▸ **TASK TO CARRY OUT**:
Reproduce all records exactly.

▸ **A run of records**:
###

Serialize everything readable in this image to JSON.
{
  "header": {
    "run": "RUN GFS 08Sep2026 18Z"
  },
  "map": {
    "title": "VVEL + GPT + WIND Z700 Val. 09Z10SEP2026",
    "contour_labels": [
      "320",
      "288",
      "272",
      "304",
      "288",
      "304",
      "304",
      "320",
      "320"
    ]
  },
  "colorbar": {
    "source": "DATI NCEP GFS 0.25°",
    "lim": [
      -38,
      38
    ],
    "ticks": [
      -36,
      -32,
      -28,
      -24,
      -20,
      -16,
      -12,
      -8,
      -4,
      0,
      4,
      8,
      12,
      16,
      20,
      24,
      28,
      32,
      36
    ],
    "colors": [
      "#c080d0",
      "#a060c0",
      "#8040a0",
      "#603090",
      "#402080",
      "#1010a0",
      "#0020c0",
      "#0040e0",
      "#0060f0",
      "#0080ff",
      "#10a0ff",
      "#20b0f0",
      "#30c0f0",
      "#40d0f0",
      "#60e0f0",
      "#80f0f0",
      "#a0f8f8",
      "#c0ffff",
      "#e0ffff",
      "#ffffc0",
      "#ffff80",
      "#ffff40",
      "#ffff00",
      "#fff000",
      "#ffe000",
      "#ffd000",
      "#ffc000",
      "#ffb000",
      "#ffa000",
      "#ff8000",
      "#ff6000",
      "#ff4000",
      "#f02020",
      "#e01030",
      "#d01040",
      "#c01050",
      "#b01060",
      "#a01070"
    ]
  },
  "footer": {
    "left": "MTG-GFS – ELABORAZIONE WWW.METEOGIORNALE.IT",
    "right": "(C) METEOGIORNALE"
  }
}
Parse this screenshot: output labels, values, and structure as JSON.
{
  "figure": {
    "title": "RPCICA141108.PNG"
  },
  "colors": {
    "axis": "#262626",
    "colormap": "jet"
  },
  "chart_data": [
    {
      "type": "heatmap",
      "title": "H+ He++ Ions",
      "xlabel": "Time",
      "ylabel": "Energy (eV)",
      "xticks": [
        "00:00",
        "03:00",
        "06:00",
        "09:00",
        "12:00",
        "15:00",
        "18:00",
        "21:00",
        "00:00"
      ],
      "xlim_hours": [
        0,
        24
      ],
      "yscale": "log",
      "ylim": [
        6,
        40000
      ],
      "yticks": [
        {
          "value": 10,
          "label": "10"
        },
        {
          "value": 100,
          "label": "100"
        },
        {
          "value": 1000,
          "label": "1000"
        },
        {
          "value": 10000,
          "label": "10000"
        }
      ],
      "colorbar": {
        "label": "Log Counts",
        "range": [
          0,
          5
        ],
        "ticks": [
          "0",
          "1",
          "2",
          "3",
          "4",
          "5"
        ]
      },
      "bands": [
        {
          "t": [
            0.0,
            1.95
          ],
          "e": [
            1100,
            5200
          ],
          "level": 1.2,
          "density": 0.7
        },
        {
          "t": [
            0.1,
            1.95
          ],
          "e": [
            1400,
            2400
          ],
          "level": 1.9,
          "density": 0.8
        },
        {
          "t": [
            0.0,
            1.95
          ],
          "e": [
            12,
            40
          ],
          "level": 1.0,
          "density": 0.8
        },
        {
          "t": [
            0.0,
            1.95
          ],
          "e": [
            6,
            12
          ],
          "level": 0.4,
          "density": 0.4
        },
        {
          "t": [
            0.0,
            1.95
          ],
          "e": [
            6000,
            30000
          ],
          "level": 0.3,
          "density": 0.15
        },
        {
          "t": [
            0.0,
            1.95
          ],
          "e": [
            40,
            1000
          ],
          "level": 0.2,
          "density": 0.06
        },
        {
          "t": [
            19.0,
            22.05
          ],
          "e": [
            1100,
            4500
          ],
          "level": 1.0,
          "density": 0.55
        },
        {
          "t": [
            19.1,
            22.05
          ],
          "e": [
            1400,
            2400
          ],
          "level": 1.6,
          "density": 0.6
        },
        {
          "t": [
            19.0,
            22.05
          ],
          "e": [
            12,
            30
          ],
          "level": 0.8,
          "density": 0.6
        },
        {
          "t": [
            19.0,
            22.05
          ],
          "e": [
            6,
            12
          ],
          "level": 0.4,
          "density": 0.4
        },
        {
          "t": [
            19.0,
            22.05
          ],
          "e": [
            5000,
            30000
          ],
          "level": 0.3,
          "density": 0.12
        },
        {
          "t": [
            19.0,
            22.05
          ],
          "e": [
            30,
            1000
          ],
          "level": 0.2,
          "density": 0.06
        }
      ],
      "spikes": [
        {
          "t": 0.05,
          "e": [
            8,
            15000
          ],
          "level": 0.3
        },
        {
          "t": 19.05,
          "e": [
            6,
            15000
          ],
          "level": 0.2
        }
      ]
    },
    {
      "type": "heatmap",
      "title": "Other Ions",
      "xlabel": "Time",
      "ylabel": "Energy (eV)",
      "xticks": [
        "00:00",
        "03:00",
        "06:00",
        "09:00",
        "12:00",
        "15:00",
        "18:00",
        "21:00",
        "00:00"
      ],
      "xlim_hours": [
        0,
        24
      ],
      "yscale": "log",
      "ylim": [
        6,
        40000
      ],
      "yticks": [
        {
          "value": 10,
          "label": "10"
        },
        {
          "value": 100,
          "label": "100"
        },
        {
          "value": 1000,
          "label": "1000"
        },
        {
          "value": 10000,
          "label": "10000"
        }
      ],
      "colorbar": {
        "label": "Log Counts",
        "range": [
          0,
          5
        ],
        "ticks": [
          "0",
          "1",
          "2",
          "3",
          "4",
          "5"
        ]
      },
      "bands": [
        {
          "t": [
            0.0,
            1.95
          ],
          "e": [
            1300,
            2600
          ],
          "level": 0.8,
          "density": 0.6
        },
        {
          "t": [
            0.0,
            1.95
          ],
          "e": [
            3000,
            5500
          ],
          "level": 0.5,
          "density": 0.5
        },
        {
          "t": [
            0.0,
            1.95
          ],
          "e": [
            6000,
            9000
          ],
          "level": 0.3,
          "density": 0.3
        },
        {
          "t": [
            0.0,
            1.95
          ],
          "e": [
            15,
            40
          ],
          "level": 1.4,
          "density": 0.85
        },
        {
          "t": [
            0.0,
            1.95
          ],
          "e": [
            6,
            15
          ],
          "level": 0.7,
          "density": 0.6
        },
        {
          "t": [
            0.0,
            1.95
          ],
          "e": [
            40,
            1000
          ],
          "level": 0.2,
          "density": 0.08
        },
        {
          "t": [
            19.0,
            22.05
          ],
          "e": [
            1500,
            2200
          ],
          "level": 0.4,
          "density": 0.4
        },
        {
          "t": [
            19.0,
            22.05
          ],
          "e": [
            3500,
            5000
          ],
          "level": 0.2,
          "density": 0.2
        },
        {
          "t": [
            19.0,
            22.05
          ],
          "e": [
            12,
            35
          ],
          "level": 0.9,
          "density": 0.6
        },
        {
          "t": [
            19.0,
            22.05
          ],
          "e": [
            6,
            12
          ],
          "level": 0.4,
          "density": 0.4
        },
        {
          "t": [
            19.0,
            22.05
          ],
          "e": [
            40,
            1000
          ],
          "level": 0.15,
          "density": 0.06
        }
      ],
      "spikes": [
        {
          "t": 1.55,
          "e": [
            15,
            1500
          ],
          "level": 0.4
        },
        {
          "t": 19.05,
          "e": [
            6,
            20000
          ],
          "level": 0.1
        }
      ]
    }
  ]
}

###

▸ **WRITTEN REPLY**:
Serialize everything readable in this image to JSON.
{
  "header": {
    "run": "RUN GFS 08Sep2026 18Z"
  },
  "map": {
    "title": "VVEL + GPT + WIND Z700 Val. 09Z10SEP2026",
    "contour_labels": [
      "320",
      "288",
      "272",
      "304",
      "288",
      "304",
      "304",
      "320",
      "320"
    ]
  },
  "colorbar": {
    "source": "DATI NCEP GFS 0.25°",
    "lim": [
      -38,
      38
    ],
    "ticks": [
      -36,
      -32,
      -28,
      -24,
      -20,
      -16,
      -12,
      -8,
      -4,
      0,
      4,
      8,
      12,
      16,
      20,
      24,
      28,
      32,
      36
    ],
    "colors": [
      "#c080d0",
      "#a060c0",
      "#8040a0",
      "#603090",
      "#402080",
      "#1010a0",
      "#0020c0",
      "#0040e0",
      "#0060f0",
      "#0080ff",
      "#10a0ff",
      "#20b0f0",
      "#30c0f0",
      "#40d0f0",
      "#60e0f0",
      "#80f0f0",
      "#a0f8f8",
      "#c0ffff",
      "#e0ffff",
      "#ffffc0",
      "#ffff80",
      "#ffff40",
      "#ffff00",
      "#fff000",
      "#ffe000",
      "#ffd000",
      "#ffc000",
      "#ffb000",
      "#ffa000",
      "#ff8000",
      "#ff6000",
      "#ff4000",
      "#f02020",
      "#e01030",
      "#d01040",
      "#c01050",
      "#b01060",
      "#a01070"
    ]
  },
  "footer": {
    "left": "MTG-GFS – ELABORAZIONE WWW.METEOGIORNALE.IT",
    "right": "(C) METEOGIORNALE"
  }
}
Parse this screenshot: output labels, values, and structure as JSON.
{
  "figure": {
    "title": "RPCICA141108.PNG"
  },
  "colors": {
    "axis": "#262626",
    "colormap": "jet"
  },
  "chart_data": [
    {
      "type": "heatmap",
      "title": "H+ He++ Ions",
      "xlabel": "Time",
      "ylabel": "Energy (eV)",
      "xticks": [
        "00:00",
        "03:00",
        "06:00",
        "09:00",
        "12:00",
        "15:00",
        "18:00",
        "21:00",
        "00:00"
      ],
      "xlim_hours": [
        0,
        24
      ],
      "yscale": "log",
      "ylim": [
        6,
        40000
      ],
      "yticks": [
        {
          "value": 10,
          "label": "10"
        },
        {
          "value": 100,
          "label": "100"
        },
        {
          "value": 1000,
          "label": "1000"
        },
        {
          "value": 10000,
          "label": "10000"
        }
      ],
      "colorbar": {
        "label": "Log Counts",
        "range": [
          0,
          5
        ],
        "ticks": [
          "0",
          "1",
          "2",
          "3",
          "4",
          "5"
        ]
      },
      "bands": [
        {
          "t": [
            0.0,
            1.95
          ],
          "e": [
            1100,
            5200
          ],
          "level": 1.2,
          "density": 0.7
        },
        {
          "t": [
            0.1,
            1.95
          ],
          "e": [
            1400,
            2400
          ],
          "level": 1.9,
          "density": 0.8
        },
        {
          "t": [
            0.0,
            1.95
          ],
          "e": [
            12,
            40
          ],
          "level": 1.0,
          "density": 0.8
        },
        {
          "t": [
            0.0,
            1.95
          ],
          "e": [
            6,
            12
          ],
          "level": 0.4,
          "density": 0.4
        },
        {
          "t": [
            0.0,
            1.95
          ],
          "e": [
            6000,
            30000
          ],
          "level": 0.3,
          "density": 0.15
        },
        {
          "t": [
            0.0,
            1.95
          ],
          "e": [
            40,
            1000
          ],
          "level": 0.2,
          "density": 0.06
        },
        {
          "t": [
            19.0,
            22.05
          ],
          "e": [
            1100,
            4500
          ],
          "level": 1.0,
          "density": 0.55
        },
        {
          "t": [
            19.1,
            22.05
          ],
          "e": [
            1400,
            2400
          ],
          "level": 1.6,
          "density": 0.6
        },
        {
          "t": [
            19.0,
            22.05
          ],
          "e": [
            12,
            30
          ],
          "level": 0.8,
          "density": 0.6
        },
        {
          "t": [
            19.0,
            22.05
          ],
          "e": [
            6,
            12
          ],
          "level": 0.4,
          "density": 0.4
        },
        {
          "t": [
            19.0,
            22.05
          ],
          "e": [
            5000,
            30000
          ],
          "level": 0.3,
          "density": 0.12
        },
        {
          "t": [
            19.0,
            22.05
          ],
          "e": [
            30,
            1000
          ],
          "level": 0.2,
          "density": 0.06
        }
      ],
      "spikes": [
        {
          "t": 0.05,
          "e": [
            8,
            15000
          ],
          "level": 0.3
        },
        {
          "t": 19.05,
          "e": [
            6,
            15000
          ],
          "level": 0.2
        }
      ]
    },
    {
      "type": "heatmap",
      "title": "Other Ions",
      "xlabel": "Time",
      "ylabel": "Energy (eV)",
      "xticks": [
        "00:00",
        "03:00",
        "06:00",
        "09:00",
        "12:00",
        "15:00",
        "18:00",
        "21:00",
        "00:00"
      ],
      "xlim_hours": [
        0,
        24
      ],
      "yscale": "log",
      "ylim": [
        6,
        40000
      ],
      "yticks": [
        {
          "value": 10,
          "label": "10"
        },
        {
          "value": 100,
          "label": "100"
        },
        {
          "value": 1000,
          "label": "1000"
        },
        {
          "value": 10000,
          "label": "10000"
        }
      ],
      "colorbar": {
        "label": "Log Counts",
        "range": [
          0,
          5
        ],
        "ticks": [
          "0",
          "1",
          "2",
          "3",
          "4",
          "5"
        ]
      },
      "bands": [
        {
          "t": [
            0.0,
            1.95
          ],
          "e": [
            1300,
            2600
          ],
          "level": 0.8,
          "density": 0.6
        },
        {
          "t": [
            0.0,
            1.95
          ],
          "e": [
            3000,
            5500
          ],
          "level": 0.5,
          "density": 0.5
        },
        {
          "t": [
            0.0,
            1.95
          ],
          "e": [
            6000,
            9000
          ],
          "level": 0.3,
          "density": 0.3
        },
        {
          "t": [
            0.0,
            1.95
          ],
          "e": [
            15,
            40
          ],
          "level": 1.4,
          "density": 0.85
        },
        {
          "t": [
            0.0,
            1.95
          ],
          "e": [
            6,
            15
          ],
          "level": 0.7,
          "density": 0.6
        },
        {
          "t": [
            0.0,
            1.95
          ],
          "e": [
            40,
            1000
          ],
          "level": 0.2,
          "density": 0.08
        },
        {
          "t": [
            19.0,
            22.05
          ],
          "e": [
            1500,
            2200
          ],
          "level": 0.4,
          "density": 0.4
        },
        {
          "t": [
            19.0,
            22.05
          ],
          "e": [
            3500,
            5000
          ],
          "level": 0.2,
          "density": 0.2
        },
        {
          "t": [
            19.0,
            22.05
          ],
          "e": [
            12,
            35
          ],
          "level": 0.9,
          "density": 0.6
        },
        {
          "t": [
            19.0,
            22.05
          ],
          "e": [
            6,
            12
          ],
          "level": 0.4,
          "density": 0.4
        },
        {
          "t": [
            19.0,
            22.05
          ],
          "e": [
            40,
            1000
          ],
          "level": 0.15,
          "density": 0.06
        }
      ],
      "spikes": [
        {
          "t": 1.55,
          "e": [
            15,
            1500
          ],
          "level": 0.4
        },
        {
          "t": 19.05,
          "e": [
            6,
            20000
          ],
          "level": 0.1
        }
      ]
    }
  ]
}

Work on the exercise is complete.